*Data shown*:

"""

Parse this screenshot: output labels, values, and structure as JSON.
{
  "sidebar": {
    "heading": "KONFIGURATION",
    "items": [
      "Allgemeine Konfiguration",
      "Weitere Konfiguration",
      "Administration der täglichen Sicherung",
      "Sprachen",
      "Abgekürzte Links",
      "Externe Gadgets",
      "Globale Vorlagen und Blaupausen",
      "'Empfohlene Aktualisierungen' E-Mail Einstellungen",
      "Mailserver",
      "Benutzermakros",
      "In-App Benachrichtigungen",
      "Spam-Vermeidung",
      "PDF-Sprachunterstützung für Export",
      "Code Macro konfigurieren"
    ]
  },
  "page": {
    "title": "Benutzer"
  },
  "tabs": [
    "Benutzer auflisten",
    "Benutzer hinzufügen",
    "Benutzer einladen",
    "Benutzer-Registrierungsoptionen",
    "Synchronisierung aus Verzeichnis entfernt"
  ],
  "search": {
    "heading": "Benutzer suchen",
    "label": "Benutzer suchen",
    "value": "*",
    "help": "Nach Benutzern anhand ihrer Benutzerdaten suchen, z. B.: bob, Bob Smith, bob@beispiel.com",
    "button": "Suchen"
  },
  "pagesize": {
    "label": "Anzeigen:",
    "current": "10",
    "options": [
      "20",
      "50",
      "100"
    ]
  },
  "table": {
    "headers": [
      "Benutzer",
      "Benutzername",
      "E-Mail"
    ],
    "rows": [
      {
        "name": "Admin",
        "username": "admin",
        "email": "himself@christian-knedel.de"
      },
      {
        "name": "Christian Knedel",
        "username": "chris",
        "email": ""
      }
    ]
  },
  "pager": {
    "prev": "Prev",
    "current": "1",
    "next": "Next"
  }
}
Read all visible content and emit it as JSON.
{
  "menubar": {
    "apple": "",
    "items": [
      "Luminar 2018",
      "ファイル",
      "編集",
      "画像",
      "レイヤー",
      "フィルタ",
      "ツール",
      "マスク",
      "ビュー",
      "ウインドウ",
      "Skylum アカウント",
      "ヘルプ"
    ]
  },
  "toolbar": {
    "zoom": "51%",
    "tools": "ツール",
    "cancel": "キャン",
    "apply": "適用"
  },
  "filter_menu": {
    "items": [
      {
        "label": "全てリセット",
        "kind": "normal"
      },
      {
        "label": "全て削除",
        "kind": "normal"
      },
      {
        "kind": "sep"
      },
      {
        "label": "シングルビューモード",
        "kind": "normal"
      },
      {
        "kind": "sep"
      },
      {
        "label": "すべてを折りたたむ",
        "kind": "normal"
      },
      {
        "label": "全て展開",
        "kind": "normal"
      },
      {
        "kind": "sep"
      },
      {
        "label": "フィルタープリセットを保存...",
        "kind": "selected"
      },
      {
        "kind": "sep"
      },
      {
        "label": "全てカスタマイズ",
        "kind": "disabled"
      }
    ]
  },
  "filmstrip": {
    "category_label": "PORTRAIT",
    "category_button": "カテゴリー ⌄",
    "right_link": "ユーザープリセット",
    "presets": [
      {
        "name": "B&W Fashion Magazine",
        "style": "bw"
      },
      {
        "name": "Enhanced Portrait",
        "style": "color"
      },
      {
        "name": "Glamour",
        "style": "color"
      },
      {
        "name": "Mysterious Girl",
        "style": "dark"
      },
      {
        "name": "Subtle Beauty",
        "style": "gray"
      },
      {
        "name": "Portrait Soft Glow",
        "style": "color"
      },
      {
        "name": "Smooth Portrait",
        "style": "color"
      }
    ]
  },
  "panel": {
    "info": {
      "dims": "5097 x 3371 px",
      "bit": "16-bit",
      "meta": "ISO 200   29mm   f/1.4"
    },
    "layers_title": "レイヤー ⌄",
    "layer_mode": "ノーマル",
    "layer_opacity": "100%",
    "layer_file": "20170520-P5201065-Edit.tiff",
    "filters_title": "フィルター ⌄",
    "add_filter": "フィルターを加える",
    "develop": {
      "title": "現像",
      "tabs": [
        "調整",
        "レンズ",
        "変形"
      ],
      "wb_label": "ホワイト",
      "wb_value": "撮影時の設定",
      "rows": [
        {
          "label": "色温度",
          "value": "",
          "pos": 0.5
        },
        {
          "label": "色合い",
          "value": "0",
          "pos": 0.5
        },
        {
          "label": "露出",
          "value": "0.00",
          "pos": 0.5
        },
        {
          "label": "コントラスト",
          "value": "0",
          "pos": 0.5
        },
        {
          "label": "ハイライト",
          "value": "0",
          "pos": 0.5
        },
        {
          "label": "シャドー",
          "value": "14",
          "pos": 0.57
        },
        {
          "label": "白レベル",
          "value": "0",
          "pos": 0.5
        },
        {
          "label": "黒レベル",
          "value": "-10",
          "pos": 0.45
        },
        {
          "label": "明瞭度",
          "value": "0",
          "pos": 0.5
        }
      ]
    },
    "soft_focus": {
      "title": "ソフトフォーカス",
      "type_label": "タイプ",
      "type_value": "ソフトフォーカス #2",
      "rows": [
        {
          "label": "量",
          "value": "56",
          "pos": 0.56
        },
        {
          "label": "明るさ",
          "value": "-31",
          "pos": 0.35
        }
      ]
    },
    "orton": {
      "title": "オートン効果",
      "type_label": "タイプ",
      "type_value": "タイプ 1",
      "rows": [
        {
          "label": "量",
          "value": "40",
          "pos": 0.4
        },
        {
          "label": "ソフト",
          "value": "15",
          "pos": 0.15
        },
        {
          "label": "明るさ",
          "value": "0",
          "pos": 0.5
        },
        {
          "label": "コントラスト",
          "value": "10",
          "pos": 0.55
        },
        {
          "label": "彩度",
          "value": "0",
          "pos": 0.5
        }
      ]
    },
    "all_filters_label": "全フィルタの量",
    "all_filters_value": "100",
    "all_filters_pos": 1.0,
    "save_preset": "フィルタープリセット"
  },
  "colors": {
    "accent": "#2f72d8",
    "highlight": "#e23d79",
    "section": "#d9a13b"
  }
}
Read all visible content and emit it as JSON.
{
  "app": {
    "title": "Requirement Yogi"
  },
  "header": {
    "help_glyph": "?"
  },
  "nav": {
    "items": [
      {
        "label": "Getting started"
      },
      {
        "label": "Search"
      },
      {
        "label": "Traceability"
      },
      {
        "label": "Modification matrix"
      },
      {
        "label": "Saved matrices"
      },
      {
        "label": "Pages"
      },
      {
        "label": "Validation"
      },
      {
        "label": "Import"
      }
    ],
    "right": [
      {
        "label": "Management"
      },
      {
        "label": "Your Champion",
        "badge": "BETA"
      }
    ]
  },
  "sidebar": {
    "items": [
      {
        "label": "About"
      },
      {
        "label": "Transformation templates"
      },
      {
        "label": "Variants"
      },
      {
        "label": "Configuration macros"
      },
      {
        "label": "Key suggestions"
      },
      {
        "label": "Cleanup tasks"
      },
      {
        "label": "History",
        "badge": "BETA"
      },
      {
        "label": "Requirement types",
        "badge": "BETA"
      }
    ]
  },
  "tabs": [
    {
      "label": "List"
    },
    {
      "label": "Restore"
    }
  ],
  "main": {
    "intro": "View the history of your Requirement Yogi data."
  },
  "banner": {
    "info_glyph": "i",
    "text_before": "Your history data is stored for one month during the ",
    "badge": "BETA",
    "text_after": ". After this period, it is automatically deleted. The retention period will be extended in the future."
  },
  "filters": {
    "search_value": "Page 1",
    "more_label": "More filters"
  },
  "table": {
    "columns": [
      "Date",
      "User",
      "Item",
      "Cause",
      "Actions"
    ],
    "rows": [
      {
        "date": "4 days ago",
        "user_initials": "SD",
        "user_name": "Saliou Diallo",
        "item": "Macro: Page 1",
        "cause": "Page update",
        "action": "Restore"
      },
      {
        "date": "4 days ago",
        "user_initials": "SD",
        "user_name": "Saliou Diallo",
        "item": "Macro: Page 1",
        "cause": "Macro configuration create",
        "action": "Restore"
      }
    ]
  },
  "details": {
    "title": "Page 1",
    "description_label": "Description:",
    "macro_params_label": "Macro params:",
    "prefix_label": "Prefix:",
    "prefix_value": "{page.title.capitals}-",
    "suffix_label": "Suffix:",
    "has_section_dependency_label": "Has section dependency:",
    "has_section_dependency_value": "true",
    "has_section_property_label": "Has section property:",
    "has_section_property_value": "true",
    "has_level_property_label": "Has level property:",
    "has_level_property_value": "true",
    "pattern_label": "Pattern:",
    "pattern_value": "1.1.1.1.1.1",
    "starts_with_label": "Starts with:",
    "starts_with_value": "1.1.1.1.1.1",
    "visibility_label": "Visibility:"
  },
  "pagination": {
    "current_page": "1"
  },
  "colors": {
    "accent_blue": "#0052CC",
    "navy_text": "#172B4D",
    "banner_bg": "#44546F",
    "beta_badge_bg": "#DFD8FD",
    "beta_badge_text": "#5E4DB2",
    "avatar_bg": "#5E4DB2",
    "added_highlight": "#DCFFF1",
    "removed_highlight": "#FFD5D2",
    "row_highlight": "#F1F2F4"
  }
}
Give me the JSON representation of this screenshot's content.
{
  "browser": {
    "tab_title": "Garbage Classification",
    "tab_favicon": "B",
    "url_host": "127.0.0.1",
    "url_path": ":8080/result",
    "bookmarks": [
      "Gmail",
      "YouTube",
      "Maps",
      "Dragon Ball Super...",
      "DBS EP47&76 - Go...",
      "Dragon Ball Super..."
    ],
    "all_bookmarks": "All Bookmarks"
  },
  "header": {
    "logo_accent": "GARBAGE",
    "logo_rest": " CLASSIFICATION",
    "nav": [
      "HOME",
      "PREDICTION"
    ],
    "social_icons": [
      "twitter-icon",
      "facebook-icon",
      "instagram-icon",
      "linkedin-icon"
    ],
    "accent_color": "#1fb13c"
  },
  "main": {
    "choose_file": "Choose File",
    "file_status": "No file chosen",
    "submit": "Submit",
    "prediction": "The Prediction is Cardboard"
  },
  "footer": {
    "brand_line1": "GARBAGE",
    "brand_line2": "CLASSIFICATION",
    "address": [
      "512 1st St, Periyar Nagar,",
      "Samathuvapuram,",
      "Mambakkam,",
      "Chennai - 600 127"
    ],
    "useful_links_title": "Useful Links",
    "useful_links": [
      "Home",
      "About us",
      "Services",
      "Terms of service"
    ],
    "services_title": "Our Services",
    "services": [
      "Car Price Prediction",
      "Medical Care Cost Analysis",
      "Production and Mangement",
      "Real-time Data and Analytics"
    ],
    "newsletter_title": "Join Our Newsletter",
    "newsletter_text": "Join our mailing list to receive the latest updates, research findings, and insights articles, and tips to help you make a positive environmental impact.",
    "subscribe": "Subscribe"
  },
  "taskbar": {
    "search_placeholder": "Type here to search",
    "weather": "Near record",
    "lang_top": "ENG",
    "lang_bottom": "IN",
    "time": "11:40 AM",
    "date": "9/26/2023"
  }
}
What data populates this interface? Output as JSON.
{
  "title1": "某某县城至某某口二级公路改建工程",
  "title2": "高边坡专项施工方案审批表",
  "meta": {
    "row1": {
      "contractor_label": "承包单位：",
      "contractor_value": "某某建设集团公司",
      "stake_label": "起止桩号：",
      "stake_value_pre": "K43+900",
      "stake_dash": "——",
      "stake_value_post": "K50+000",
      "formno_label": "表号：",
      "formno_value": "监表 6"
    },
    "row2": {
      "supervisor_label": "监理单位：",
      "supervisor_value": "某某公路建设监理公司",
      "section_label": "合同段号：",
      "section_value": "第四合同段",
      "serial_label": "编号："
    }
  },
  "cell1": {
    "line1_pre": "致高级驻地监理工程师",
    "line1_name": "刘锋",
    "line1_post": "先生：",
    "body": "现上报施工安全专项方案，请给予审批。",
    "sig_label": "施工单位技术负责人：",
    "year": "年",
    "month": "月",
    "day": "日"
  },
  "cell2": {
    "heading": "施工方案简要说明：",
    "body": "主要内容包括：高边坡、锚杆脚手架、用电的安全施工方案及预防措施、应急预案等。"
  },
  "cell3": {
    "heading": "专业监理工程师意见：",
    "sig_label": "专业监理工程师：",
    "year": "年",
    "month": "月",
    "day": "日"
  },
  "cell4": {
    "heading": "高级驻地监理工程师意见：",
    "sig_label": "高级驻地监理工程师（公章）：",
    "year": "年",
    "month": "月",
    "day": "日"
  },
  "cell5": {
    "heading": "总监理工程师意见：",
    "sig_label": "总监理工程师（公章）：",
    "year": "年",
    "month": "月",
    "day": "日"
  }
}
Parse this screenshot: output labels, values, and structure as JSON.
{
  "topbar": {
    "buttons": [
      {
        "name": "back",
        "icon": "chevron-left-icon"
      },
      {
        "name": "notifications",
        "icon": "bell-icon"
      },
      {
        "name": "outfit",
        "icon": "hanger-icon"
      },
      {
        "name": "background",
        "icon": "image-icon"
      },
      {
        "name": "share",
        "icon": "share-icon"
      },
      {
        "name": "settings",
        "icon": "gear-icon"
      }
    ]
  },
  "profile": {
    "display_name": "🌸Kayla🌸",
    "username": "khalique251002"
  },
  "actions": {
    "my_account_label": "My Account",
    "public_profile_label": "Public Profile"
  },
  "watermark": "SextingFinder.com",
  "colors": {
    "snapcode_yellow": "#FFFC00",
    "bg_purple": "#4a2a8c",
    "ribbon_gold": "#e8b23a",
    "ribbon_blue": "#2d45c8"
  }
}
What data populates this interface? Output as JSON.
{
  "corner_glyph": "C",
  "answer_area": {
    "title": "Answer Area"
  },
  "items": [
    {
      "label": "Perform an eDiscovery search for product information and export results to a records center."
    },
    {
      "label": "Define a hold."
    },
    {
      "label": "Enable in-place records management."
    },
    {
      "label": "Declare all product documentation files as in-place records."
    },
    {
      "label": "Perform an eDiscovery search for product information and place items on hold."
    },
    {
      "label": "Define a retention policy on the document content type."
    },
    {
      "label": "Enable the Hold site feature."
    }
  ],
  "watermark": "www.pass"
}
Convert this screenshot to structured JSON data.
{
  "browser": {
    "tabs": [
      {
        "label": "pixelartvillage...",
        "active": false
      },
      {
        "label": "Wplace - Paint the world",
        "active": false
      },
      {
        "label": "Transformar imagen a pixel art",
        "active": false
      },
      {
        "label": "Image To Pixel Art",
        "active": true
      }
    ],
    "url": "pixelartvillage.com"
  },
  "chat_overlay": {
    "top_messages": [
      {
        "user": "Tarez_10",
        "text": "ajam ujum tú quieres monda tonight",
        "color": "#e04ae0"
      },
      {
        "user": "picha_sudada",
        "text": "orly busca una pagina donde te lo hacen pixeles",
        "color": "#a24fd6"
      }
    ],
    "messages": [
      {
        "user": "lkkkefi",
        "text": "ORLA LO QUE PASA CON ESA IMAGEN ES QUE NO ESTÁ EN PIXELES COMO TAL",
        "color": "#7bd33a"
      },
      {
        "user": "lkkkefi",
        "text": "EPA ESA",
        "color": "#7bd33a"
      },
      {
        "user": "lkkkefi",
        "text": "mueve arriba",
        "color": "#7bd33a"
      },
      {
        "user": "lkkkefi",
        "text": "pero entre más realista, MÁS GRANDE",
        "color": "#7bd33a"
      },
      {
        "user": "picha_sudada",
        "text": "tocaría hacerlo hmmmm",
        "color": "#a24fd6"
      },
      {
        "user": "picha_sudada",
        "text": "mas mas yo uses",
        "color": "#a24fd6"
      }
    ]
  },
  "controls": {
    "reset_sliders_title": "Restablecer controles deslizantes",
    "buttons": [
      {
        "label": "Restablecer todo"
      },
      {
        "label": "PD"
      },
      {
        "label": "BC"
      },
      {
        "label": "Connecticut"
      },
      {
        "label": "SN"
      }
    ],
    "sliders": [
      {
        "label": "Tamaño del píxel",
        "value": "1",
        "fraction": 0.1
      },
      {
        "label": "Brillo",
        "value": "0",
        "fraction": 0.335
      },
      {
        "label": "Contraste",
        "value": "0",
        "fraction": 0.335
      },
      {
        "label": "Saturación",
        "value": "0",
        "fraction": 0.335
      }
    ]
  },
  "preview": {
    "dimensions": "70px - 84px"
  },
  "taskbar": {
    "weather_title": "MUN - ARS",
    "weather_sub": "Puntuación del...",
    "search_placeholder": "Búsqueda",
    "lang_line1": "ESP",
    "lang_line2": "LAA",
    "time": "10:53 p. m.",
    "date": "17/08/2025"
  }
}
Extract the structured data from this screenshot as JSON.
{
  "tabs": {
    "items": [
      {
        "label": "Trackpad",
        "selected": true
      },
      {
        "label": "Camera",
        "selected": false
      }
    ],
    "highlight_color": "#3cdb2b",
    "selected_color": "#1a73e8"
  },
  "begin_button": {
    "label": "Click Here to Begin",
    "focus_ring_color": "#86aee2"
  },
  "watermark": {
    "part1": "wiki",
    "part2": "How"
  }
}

"""

*What is expected*:
Determine the number of lines in the records that include the string "true", and respond with that number only.

*Solution to this task*:
5